Give only the number of lines in these records that contain the word "image".

++++ EXERCISE MATERIAL ++++

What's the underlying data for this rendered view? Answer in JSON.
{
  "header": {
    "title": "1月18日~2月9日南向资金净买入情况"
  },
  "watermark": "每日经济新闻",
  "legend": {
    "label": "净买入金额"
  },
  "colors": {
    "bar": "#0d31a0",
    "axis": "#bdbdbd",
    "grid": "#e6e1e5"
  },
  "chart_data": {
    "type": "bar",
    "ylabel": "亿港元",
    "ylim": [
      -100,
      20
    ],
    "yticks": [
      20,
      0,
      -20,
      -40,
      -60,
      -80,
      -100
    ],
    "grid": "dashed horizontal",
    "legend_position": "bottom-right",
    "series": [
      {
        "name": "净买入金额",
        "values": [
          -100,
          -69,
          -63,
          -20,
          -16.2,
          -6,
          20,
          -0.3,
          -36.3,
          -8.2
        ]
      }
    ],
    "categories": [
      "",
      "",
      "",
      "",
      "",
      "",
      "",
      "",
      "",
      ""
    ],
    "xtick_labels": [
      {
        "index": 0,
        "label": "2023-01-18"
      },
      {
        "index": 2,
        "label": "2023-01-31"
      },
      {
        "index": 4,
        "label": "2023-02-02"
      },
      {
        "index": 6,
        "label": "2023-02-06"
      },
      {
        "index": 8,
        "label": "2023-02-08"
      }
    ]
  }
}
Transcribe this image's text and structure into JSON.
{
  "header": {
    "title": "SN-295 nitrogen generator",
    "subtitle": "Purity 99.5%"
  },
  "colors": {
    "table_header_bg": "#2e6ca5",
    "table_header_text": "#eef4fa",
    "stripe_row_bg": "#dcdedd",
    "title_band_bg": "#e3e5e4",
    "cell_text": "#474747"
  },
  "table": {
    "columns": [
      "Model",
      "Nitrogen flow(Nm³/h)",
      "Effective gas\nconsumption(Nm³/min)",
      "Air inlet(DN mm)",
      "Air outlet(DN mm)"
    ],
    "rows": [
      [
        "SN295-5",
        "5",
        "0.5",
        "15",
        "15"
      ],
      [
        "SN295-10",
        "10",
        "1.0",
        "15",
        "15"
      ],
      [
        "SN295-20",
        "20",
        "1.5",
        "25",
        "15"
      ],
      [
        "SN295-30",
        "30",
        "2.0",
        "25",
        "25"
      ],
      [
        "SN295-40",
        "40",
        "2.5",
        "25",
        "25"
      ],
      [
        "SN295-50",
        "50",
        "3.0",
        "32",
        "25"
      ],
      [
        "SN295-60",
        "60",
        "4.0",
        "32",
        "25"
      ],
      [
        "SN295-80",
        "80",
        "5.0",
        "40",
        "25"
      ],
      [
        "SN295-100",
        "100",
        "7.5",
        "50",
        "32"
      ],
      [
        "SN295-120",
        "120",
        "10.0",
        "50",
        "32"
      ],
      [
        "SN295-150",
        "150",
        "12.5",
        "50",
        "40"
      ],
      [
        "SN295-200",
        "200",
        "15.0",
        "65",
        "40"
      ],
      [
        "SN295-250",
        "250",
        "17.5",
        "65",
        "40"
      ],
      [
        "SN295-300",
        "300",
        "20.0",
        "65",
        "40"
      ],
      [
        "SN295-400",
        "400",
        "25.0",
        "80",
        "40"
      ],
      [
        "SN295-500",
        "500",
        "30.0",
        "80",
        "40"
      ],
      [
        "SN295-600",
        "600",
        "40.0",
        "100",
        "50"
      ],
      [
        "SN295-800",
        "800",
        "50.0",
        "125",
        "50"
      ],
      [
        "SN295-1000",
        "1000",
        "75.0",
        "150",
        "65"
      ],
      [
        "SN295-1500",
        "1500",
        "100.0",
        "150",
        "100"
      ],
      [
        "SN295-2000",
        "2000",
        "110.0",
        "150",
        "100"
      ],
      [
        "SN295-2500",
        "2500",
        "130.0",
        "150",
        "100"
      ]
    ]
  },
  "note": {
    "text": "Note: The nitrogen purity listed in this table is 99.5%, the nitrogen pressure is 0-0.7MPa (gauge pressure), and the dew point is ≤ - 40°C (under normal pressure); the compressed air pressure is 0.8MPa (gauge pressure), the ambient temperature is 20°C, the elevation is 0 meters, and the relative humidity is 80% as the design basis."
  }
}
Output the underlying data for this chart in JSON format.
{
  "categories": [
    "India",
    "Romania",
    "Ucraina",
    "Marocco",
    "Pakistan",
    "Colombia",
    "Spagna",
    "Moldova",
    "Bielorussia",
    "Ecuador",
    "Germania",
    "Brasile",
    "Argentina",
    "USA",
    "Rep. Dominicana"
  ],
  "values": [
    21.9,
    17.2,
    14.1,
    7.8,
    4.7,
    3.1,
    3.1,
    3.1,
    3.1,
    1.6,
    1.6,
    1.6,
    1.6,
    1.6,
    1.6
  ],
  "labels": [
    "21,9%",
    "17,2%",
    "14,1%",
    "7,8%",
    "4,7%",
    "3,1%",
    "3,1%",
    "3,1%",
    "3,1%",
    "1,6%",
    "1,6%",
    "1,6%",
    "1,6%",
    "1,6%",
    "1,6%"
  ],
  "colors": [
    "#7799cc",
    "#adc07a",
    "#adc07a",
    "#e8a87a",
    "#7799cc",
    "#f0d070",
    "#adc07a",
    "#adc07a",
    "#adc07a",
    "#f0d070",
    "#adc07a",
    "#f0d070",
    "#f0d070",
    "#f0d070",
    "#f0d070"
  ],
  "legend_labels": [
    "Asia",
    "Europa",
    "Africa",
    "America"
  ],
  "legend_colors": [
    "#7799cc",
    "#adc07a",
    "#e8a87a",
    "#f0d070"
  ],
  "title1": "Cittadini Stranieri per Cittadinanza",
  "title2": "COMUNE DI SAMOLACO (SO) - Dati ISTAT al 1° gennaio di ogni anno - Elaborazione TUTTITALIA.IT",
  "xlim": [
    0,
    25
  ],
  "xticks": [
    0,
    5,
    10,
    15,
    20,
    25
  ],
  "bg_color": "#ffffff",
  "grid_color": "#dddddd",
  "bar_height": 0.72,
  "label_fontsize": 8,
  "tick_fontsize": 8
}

++++
++++ EXERCISE MATERIAL ++++

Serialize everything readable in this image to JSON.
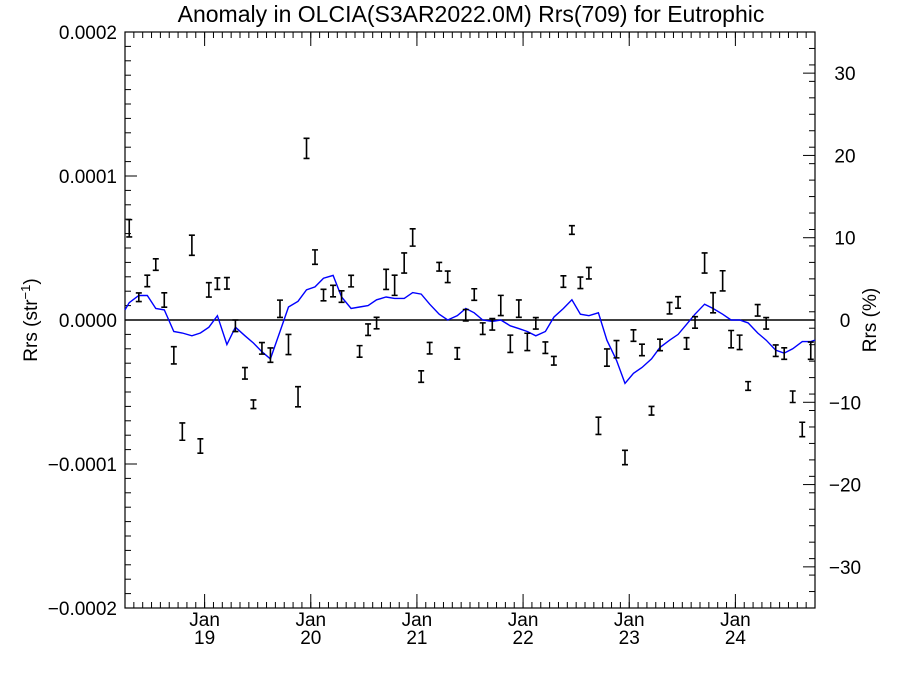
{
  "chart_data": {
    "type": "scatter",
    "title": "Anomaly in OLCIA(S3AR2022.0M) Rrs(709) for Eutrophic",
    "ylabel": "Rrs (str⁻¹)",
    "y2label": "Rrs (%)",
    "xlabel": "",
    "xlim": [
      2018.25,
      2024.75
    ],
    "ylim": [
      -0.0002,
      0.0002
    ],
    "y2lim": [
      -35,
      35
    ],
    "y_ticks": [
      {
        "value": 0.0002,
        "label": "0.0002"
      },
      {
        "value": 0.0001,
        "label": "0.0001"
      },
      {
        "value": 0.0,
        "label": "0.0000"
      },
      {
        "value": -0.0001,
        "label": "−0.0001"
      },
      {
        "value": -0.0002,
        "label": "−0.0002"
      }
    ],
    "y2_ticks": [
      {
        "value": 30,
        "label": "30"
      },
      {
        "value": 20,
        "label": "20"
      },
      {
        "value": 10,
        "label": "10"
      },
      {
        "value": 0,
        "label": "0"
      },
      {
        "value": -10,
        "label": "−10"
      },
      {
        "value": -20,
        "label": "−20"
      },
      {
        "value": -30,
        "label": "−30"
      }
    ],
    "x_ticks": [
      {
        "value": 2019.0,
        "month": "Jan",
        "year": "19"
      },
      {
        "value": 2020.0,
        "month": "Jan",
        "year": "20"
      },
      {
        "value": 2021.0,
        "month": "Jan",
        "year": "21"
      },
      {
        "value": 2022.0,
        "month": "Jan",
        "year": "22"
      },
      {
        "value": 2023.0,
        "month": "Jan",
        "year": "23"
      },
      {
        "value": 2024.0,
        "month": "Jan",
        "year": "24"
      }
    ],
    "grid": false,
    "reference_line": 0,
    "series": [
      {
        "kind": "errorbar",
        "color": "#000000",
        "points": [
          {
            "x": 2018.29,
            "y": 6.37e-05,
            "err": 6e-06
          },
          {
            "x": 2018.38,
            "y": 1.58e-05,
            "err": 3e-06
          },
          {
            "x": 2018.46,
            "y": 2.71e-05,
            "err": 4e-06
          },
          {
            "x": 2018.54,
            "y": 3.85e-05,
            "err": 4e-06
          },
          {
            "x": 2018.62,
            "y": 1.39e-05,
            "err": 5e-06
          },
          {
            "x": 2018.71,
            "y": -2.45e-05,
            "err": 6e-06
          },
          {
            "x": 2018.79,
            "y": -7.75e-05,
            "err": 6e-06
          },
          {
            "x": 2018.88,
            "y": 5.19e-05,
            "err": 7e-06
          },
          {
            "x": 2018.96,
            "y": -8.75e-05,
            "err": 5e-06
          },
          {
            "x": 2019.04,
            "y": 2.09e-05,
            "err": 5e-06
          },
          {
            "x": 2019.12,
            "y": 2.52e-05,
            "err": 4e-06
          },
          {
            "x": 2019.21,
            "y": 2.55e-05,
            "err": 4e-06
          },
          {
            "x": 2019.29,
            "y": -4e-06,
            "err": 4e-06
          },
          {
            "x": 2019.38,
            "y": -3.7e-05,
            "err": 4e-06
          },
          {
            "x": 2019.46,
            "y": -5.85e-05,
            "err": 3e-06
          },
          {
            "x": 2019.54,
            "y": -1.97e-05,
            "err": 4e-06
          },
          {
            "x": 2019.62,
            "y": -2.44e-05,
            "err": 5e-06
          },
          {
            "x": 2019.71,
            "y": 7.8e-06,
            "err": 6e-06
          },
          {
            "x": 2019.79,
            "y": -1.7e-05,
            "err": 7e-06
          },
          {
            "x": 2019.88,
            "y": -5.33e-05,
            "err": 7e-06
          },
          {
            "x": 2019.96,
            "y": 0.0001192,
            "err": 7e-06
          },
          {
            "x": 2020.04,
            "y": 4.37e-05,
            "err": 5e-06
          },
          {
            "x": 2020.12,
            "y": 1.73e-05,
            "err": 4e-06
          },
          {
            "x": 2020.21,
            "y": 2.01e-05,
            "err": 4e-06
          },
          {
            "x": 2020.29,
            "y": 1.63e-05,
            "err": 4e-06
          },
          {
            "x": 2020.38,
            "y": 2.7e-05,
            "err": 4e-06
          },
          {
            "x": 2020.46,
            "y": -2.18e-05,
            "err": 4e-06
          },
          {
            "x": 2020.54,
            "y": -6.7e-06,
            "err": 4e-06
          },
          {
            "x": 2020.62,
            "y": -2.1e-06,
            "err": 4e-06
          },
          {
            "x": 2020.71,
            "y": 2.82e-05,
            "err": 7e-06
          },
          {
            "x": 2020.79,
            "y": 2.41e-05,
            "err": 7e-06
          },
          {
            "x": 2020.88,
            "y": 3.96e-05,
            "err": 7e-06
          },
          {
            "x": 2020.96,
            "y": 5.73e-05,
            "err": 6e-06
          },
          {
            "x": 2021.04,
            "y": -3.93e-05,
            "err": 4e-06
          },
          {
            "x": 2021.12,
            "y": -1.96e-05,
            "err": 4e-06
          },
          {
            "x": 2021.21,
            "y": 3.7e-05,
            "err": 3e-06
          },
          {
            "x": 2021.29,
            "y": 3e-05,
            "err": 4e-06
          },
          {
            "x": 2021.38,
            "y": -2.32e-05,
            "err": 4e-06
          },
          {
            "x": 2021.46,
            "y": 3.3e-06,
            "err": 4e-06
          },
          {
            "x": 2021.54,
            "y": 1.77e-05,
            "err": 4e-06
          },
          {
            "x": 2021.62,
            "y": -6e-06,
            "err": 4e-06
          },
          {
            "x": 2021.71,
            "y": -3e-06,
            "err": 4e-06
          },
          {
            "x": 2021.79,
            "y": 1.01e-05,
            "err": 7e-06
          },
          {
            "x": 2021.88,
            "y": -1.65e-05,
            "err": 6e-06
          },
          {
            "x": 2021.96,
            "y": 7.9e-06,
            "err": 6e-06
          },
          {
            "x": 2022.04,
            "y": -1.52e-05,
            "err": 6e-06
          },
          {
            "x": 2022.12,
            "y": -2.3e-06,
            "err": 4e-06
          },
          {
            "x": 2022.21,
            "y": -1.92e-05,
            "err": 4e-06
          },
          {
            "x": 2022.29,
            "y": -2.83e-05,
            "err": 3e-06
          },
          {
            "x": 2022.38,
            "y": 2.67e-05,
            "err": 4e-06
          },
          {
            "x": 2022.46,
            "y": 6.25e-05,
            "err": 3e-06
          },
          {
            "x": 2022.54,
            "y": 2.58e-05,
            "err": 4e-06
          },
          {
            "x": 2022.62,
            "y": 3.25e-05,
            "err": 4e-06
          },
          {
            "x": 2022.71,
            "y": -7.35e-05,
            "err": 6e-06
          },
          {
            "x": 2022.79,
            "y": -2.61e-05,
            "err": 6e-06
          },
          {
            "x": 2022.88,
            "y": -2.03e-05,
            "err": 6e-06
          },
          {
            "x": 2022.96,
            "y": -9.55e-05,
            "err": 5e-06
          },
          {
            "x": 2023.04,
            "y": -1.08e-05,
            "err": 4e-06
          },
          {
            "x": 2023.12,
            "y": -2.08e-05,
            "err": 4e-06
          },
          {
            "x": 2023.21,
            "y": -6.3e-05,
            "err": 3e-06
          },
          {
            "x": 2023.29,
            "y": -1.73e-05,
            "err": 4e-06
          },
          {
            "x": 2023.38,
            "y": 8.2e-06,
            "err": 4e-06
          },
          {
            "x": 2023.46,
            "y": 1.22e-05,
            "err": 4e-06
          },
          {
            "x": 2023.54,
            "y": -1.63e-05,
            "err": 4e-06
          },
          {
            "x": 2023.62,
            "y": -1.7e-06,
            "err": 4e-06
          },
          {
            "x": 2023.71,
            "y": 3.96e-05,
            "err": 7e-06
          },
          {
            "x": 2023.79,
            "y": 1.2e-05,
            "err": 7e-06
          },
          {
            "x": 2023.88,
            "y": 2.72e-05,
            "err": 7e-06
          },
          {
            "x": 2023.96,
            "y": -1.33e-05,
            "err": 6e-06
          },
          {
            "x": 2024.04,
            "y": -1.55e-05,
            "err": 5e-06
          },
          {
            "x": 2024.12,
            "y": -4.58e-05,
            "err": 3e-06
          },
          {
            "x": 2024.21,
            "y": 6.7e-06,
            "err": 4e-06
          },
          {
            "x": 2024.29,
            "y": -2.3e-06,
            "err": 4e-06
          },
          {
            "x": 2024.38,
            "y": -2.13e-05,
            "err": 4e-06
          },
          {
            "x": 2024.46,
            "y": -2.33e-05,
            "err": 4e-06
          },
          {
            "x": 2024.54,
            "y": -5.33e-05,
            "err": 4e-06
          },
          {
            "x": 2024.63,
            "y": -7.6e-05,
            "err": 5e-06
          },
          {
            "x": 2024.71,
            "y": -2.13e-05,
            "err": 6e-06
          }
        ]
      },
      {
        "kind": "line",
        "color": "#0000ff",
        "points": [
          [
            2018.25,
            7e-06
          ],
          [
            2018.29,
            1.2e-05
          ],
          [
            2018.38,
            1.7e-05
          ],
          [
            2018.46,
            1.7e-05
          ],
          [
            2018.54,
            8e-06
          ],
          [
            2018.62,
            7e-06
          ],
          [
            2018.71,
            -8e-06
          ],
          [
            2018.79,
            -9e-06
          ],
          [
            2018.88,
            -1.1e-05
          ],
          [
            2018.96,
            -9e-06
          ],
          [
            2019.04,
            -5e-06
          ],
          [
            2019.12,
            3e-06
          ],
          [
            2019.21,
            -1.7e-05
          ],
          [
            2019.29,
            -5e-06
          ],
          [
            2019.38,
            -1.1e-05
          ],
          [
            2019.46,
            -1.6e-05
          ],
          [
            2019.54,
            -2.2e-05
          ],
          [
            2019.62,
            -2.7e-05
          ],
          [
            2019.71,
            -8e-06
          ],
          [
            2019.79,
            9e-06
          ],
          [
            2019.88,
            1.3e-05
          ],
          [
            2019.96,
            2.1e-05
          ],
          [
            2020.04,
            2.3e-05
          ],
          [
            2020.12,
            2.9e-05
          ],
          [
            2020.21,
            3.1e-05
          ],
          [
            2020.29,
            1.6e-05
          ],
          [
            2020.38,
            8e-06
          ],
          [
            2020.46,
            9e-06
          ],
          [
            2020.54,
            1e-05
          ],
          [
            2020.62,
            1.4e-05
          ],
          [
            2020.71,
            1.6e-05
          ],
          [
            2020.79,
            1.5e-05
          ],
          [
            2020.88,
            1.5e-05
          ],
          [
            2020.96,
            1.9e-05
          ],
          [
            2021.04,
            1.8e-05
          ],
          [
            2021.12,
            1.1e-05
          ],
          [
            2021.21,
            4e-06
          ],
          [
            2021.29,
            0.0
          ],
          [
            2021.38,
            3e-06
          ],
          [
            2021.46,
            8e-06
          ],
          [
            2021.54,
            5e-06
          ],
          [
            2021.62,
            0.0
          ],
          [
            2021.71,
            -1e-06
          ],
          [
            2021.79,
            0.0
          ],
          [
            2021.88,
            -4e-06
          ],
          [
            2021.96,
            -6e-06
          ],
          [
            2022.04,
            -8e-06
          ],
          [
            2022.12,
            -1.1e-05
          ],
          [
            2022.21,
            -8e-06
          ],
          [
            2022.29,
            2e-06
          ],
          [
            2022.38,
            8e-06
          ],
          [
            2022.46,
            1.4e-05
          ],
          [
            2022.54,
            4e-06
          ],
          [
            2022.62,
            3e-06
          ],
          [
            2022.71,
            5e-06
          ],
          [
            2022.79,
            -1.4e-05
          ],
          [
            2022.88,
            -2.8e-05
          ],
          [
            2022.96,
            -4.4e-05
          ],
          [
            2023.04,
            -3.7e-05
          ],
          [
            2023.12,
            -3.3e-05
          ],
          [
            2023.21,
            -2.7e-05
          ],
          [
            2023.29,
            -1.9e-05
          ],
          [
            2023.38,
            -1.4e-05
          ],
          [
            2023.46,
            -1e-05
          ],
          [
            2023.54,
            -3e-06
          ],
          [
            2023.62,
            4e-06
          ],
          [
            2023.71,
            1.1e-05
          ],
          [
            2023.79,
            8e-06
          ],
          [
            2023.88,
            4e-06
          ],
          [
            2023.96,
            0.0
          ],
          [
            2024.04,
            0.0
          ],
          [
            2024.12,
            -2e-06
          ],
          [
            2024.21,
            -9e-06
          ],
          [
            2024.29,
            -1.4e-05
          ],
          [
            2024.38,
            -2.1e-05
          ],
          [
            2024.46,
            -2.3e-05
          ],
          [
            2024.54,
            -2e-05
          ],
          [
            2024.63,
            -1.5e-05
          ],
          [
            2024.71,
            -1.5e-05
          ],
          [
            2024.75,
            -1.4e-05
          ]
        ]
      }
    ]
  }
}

++++

▶ _COMPLETED EXERCISE_
2